#### [Records]
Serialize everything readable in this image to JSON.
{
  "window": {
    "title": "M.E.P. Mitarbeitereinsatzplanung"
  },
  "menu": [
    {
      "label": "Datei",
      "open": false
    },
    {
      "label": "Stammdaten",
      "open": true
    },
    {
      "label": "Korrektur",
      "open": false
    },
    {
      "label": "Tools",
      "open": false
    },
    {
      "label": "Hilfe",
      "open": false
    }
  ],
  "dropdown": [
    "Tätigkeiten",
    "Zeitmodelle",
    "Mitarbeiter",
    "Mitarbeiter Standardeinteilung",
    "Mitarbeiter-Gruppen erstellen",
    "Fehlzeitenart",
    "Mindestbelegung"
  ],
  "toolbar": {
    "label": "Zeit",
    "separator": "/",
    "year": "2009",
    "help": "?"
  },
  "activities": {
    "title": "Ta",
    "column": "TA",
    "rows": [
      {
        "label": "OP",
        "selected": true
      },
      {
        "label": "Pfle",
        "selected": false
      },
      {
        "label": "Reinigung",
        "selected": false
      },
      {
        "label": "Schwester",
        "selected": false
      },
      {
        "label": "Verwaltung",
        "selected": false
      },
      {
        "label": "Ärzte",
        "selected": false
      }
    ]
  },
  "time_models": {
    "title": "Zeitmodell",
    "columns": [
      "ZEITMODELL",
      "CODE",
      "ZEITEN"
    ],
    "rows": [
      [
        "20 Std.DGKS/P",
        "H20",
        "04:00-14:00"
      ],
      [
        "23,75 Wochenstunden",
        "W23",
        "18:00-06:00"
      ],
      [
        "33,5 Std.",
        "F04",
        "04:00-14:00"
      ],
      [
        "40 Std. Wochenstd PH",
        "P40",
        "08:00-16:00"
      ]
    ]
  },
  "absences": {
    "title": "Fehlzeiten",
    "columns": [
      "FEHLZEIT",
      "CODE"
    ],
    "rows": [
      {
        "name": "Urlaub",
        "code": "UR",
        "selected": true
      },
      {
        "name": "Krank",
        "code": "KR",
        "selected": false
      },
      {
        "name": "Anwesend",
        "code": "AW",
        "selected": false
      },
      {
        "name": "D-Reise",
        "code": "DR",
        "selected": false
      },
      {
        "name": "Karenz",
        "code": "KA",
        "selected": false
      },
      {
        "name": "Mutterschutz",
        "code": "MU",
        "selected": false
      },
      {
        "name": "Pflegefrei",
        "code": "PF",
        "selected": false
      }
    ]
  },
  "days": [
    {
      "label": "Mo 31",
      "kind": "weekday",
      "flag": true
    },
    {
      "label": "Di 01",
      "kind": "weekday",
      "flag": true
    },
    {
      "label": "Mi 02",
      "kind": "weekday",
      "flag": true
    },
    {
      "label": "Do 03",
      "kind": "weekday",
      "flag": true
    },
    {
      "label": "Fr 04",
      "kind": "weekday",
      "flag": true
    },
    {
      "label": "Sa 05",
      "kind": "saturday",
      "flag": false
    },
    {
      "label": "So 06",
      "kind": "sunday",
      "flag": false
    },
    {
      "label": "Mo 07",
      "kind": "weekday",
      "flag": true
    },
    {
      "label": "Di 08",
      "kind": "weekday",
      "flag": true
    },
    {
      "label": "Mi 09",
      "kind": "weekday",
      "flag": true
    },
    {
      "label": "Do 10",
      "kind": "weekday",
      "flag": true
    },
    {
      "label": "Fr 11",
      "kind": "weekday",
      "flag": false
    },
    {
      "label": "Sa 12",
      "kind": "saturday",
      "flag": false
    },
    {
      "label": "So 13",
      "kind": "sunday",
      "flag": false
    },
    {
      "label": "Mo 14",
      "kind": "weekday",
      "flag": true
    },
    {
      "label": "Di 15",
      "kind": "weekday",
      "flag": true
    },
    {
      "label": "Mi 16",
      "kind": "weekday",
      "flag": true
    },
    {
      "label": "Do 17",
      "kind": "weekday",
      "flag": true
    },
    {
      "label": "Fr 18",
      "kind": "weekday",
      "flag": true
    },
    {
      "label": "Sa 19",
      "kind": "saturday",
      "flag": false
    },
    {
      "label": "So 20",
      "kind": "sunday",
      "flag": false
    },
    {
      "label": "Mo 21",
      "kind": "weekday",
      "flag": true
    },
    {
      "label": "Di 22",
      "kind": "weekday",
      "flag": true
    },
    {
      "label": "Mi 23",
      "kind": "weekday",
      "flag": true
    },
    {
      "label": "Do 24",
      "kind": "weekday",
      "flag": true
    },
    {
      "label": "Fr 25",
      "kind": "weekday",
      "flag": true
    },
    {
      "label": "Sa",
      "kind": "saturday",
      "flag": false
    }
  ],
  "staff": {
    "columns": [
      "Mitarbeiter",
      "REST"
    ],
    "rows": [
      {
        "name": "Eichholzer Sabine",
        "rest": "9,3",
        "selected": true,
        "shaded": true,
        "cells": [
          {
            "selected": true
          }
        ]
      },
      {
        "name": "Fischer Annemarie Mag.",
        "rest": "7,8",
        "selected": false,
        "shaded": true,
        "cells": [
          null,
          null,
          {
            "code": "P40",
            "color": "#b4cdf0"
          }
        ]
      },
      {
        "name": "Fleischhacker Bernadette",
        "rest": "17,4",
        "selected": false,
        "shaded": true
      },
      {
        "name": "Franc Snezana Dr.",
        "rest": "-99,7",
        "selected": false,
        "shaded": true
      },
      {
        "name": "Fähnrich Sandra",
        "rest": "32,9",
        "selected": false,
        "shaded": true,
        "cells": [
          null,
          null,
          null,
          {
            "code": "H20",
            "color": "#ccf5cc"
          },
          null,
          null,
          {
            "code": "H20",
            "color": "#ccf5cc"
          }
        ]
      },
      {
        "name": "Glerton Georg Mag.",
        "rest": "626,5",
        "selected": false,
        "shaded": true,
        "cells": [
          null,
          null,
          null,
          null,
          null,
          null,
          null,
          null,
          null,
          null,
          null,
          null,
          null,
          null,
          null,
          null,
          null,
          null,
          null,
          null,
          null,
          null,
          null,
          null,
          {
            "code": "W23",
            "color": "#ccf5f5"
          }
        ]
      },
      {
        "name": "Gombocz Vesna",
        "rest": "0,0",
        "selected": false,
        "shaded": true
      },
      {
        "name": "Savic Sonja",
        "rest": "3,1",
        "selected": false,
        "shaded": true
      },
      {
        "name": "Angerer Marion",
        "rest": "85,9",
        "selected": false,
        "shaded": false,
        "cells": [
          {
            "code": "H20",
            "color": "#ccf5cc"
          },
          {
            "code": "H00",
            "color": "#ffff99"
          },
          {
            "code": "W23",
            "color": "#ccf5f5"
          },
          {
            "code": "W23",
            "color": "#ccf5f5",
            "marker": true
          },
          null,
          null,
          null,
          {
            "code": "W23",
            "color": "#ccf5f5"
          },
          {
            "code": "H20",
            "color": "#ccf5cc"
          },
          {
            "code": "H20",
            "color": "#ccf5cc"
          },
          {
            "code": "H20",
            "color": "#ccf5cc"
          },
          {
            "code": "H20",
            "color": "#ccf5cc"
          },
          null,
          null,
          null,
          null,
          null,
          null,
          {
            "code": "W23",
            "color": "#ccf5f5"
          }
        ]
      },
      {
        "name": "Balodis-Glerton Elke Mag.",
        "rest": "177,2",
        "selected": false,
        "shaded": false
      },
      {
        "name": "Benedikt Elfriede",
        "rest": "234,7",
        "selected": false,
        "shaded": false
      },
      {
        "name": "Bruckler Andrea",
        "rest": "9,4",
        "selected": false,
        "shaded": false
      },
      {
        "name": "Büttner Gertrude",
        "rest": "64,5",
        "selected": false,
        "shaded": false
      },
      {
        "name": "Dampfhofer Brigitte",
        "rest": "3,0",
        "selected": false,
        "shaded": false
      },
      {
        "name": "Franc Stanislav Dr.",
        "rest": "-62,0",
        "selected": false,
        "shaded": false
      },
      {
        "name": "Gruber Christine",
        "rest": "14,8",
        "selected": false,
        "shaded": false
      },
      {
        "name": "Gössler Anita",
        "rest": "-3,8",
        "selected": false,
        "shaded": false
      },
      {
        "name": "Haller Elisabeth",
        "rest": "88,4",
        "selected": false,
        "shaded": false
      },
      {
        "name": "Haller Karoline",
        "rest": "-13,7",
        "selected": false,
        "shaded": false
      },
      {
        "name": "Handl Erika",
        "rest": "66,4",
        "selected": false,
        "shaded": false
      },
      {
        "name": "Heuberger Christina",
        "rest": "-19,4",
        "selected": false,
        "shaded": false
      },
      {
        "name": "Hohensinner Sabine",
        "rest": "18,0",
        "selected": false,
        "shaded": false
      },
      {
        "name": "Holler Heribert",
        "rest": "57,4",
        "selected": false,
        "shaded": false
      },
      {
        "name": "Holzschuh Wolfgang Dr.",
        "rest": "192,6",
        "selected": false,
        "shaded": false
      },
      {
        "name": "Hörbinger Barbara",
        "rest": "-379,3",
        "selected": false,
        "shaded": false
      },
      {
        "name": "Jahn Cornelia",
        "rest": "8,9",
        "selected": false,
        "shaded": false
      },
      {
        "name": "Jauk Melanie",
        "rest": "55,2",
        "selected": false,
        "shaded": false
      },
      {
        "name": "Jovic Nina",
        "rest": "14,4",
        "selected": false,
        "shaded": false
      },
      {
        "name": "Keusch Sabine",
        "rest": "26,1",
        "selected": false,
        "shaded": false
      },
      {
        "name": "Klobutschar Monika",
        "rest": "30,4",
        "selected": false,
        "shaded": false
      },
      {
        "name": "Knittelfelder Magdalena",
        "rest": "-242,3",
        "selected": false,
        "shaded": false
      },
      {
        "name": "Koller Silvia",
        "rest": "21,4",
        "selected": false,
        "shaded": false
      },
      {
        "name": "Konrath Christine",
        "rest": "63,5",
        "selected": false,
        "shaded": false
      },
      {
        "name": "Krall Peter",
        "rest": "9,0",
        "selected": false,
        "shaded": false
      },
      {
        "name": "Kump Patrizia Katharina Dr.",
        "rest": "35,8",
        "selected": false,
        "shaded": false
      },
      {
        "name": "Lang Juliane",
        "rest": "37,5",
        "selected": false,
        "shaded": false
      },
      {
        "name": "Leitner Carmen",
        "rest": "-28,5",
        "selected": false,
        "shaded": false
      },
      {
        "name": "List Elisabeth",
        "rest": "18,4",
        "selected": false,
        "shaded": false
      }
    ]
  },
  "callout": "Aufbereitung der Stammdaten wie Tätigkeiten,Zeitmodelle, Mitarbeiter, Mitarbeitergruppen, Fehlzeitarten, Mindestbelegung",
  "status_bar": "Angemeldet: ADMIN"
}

#### [Directive]
Scan the records above for the string "Stammdaten", then select every line that holds it.

#### [Answer to this task]
      "label": "Stammdaten",
  "callout": "Aufbereitung der Stammdaten wie Tätigkeiten,Zeitmodelle, Mitarbeiter, Mitarbeitergruppen, Fehlzeitarten, Mindestbelegung",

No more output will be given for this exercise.